#### LISTED RECORDS
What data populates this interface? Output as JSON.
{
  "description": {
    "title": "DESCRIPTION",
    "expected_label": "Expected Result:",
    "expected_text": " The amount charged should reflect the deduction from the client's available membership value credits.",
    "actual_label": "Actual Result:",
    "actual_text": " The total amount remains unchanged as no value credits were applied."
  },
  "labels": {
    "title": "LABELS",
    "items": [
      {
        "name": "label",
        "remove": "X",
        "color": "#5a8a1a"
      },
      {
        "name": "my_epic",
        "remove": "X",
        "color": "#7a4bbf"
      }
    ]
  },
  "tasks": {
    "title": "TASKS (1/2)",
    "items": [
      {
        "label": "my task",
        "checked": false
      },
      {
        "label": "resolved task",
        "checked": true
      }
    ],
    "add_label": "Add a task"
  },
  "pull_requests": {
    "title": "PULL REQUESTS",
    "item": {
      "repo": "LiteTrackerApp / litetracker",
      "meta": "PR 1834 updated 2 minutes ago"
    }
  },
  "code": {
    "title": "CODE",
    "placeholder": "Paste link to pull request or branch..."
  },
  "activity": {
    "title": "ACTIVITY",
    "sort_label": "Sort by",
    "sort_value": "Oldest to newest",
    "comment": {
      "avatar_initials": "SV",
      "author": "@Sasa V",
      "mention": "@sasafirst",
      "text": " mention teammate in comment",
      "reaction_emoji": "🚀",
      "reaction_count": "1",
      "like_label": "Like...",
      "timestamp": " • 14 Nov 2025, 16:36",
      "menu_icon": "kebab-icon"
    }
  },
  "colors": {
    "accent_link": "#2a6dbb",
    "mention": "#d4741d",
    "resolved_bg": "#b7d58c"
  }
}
########
• SHORT TASK
Copy out each line of the data containing the string "mention".

• FINISHED TASK
      "mention": "@sasafirst",
      "text": " mention teammate in comment",
    "mention": "#d4741d",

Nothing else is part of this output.